WHAT YOU ARE ASKED TO DO: Search the material for the string "PCIE", then return every line where it is found.

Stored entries
================

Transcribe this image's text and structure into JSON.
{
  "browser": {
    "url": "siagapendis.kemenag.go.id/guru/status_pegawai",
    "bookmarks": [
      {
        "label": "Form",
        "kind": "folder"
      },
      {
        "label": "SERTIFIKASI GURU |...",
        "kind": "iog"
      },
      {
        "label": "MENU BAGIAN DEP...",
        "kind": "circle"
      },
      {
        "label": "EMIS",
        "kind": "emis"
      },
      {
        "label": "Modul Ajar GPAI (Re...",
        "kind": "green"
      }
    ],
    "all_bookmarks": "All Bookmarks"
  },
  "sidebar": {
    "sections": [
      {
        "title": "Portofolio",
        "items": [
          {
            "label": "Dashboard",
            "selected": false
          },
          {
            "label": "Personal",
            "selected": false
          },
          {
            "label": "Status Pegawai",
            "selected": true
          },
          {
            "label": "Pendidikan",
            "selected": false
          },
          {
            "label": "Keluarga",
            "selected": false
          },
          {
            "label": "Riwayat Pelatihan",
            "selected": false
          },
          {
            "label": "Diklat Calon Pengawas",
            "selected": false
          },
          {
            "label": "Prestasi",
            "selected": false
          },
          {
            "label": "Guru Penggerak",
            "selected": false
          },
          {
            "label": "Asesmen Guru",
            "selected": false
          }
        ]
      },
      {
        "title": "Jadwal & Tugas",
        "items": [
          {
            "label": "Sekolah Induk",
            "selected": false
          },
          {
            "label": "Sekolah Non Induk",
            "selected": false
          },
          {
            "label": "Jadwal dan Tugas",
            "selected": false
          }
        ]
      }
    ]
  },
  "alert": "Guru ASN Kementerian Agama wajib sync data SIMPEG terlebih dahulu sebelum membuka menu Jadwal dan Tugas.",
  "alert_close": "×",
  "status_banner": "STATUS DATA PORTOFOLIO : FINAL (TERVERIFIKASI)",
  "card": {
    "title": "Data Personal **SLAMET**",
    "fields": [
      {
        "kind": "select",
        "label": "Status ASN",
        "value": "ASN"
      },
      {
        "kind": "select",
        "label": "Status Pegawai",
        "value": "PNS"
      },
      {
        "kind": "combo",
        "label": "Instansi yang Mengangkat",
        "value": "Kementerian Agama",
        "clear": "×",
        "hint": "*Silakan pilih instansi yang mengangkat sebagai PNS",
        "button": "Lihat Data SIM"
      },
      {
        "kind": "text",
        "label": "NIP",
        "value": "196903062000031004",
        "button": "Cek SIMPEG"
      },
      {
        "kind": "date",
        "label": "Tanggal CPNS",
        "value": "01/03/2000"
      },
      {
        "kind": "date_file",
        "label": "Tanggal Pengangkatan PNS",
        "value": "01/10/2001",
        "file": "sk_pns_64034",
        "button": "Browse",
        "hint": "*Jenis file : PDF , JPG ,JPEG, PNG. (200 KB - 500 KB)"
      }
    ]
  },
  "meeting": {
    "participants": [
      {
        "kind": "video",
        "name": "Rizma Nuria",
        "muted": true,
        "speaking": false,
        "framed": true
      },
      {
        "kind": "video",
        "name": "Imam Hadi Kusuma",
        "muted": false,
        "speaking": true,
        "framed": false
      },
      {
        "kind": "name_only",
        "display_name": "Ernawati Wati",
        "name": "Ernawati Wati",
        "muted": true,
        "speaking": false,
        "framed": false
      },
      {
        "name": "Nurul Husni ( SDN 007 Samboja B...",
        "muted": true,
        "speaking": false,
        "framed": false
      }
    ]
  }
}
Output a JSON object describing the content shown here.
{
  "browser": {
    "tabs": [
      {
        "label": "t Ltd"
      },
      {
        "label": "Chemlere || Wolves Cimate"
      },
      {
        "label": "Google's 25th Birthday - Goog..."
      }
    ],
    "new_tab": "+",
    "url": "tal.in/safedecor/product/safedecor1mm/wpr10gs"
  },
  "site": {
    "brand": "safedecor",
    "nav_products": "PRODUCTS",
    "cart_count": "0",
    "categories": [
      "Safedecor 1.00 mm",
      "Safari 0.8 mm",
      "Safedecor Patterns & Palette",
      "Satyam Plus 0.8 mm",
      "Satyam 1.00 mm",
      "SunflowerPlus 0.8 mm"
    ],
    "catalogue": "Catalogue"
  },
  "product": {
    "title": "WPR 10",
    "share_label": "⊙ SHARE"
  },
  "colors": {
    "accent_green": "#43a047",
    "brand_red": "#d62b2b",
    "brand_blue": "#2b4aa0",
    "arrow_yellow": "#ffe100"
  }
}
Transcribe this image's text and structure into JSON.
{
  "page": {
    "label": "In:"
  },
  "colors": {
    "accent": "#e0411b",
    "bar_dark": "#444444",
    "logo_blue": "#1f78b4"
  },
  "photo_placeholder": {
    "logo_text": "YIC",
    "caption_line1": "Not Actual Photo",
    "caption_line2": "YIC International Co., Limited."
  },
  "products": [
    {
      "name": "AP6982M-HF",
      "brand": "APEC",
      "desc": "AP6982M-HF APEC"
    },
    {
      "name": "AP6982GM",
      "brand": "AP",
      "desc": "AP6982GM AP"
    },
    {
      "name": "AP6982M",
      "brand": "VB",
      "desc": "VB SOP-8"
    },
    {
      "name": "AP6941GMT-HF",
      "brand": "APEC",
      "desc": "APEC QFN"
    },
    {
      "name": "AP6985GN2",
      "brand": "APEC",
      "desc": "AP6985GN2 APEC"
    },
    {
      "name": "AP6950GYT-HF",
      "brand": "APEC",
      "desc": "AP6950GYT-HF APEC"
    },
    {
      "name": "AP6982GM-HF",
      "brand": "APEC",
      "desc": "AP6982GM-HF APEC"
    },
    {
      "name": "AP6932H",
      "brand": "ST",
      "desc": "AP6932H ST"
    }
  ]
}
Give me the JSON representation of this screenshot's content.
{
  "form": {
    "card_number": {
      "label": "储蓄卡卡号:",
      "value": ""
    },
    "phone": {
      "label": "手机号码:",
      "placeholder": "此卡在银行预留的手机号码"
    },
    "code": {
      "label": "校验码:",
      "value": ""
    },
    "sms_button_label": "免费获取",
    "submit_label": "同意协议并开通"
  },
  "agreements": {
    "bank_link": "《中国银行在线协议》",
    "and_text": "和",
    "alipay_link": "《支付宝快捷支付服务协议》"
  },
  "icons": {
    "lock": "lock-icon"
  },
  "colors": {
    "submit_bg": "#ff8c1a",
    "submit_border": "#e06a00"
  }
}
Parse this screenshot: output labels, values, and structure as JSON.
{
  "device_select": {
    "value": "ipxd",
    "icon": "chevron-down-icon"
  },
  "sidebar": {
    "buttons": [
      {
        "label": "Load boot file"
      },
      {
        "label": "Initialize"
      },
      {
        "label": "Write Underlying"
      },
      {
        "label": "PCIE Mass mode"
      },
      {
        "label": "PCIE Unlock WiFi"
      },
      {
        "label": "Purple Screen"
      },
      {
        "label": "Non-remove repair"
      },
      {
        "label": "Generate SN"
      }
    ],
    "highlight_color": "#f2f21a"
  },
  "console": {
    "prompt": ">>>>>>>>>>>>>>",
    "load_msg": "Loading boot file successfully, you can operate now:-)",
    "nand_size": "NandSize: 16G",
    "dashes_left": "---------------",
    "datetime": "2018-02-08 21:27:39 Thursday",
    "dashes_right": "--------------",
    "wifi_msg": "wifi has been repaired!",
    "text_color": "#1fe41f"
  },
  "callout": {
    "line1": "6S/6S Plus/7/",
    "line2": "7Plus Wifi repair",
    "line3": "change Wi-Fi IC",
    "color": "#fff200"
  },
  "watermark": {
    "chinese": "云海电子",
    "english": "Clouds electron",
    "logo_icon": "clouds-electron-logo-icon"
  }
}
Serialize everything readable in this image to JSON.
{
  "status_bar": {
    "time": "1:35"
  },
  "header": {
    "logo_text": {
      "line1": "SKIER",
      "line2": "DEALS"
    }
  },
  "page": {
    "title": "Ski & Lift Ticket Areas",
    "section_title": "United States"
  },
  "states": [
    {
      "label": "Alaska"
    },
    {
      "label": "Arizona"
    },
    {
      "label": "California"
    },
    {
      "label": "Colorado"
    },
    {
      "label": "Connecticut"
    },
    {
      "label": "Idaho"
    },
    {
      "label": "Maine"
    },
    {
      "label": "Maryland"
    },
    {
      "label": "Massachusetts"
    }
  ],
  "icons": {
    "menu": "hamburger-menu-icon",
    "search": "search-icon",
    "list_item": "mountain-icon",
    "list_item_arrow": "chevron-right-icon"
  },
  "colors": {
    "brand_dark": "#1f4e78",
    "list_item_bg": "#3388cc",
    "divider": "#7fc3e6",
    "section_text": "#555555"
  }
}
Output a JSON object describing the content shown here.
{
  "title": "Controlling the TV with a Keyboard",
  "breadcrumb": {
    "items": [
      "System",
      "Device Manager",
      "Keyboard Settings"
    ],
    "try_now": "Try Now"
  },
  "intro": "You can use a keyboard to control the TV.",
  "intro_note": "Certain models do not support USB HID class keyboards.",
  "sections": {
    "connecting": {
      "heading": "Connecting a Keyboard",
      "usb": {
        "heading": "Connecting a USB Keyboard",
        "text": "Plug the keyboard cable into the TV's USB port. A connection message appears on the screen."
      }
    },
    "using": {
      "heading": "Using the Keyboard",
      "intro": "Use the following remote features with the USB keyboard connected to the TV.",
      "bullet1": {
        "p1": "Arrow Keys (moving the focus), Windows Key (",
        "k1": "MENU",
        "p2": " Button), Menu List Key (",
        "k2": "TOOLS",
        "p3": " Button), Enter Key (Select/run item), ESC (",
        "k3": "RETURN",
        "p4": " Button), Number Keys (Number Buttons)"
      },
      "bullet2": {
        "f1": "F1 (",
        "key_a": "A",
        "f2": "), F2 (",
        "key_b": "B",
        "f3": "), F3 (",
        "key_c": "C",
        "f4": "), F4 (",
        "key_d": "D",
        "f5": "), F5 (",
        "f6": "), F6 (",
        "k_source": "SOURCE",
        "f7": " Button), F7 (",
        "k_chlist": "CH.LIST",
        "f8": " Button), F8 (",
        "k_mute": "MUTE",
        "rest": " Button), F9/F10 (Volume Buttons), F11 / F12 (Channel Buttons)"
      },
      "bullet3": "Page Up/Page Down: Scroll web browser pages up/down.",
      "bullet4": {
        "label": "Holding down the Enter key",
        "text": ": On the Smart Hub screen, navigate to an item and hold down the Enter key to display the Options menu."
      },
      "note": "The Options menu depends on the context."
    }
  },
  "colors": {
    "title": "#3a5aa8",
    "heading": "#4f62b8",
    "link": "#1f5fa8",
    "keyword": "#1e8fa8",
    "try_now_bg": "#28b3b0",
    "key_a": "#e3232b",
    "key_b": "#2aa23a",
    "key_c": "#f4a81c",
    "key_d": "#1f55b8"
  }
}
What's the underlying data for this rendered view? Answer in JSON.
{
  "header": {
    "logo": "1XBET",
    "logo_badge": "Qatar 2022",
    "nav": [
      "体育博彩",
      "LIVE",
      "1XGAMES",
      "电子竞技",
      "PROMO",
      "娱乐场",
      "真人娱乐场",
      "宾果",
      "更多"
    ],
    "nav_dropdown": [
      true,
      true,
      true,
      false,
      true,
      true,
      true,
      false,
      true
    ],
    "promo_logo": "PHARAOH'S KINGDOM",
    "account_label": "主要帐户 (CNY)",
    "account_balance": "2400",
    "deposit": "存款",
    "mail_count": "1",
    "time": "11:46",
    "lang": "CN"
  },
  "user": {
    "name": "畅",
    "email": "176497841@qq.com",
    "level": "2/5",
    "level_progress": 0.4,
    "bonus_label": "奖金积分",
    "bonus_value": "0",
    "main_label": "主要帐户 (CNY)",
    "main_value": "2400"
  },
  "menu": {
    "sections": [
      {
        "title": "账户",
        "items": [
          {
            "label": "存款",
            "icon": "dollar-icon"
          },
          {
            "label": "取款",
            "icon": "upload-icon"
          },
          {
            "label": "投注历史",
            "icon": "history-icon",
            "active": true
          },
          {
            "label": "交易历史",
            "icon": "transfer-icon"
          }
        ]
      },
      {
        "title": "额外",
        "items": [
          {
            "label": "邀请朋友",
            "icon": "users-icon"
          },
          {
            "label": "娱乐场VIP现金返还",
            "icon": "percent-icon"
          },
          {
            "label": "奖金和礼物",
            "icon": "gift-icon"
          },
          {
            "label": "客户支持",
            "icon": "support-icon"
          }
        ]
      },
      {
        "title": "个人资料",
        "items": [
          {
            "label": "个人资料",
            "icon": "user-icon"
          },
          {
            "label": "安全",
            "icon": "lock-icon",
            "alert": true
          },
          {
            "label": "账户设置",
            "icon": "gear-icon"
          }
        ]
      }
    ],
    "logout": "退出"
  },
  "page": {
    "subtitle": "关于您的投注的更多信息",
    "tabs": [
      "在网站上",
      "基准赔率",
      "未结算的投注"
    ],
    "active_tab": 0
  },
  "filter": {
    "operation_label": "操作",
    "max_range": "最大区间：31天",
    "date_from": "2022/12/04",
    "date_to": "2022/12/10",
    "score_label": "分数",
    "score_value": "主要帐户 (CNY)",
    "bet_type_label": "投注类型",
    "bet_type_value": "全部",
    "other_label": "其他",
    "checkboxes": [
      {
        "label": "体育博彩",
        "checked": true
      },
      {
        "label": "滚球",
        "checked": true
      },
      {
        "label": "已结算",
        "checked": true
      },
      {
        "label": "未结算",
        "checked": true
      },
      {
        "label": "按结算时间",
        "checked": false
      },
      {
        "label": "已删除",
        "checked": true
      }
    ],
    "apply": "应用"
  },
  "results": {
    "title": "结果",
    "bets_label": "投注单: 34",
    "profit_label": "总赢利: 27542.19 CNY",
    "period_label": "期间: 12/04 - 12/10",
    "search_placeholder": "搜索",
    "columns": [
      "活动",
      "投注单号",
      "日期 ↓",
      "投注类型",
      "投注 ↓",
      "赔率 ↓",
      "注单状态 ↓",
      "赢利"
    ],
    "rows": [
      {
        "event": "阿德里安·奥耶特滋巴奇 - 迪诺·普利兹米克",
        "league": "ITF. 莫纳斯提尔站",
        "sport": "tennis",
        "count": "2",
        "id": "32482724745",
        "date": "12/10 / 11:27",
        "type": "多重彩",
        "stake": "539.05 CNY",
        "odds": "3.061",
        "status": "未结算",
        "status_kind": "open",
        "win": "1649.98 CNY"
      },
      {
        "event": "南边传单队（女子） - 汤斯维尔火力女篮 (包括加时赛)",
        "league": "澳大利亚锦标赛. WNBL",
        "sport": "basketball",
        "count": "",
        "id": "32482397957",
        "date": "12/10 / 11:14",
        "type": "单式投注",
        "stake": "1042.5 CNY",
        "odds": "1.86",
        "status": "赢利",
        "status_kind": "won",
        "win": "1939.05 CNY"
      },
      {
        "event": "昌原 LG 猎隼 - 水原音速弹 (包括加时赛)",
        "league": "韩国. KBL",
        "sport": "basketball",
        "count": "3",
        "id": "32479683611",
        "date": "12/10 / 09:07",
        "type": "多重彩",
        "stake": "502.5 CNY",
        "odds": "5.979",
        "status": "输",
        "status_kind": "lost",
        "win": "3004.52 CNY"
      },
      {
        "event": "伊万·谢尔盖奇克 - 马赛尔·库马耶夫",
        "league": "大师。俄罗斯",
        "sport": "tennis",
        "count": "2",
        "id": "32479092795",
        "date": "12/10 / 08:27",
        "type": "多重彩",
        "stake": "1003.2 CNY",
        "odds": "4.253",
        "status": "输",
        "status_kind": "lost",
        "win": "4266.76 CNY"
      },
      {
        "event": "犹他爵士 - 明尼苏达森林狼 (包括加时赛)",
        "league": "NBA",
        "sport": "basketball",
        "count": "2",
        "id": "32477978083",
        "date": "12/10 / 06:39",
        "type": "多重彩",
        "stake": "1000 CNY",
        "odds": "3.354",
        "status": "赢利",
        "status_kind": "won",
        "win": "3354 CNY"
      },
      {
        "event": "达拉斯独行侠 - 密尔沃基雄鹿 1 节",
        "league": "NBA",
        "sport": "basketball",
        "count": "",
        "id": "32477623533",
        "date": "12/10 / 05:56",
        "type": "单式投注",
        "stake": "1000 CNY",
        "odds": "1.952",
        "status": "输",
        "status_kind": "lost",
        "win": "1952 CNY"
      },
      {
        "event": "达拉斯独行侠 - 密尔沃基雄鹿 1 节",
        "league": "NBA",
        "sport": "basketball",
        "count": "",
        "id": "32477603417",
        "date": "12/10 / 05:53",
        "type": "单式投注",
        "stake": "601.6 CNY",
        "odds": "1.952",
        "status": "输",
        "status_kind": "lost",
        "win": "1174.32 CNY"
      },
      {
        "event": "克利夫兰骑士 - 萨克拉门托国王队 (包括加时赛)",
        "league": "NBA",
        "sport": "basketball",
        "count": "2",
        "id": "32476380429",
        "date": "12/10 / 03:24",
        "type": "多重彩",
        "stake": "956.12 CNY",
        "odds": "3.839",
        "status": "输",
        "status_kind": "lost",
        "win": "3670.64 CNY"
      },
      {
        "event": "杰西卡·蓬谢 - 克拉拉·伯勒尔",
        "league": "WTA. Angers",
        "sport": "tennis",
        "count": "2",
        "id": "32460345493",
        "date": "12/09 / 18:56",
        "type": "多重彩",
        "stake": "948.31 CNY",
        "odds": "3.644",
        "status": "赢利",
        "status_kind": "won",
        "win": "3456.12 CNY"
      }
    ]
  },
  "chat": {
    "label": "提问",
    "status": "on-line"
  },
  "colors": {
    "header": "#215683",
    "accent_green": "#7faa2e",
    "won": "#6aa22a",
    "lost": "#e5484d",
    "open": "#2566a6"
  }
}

================

SOLUTION:
        "label": "PCIE Mass mode"
        "label": "PCIE Unlock WiFi"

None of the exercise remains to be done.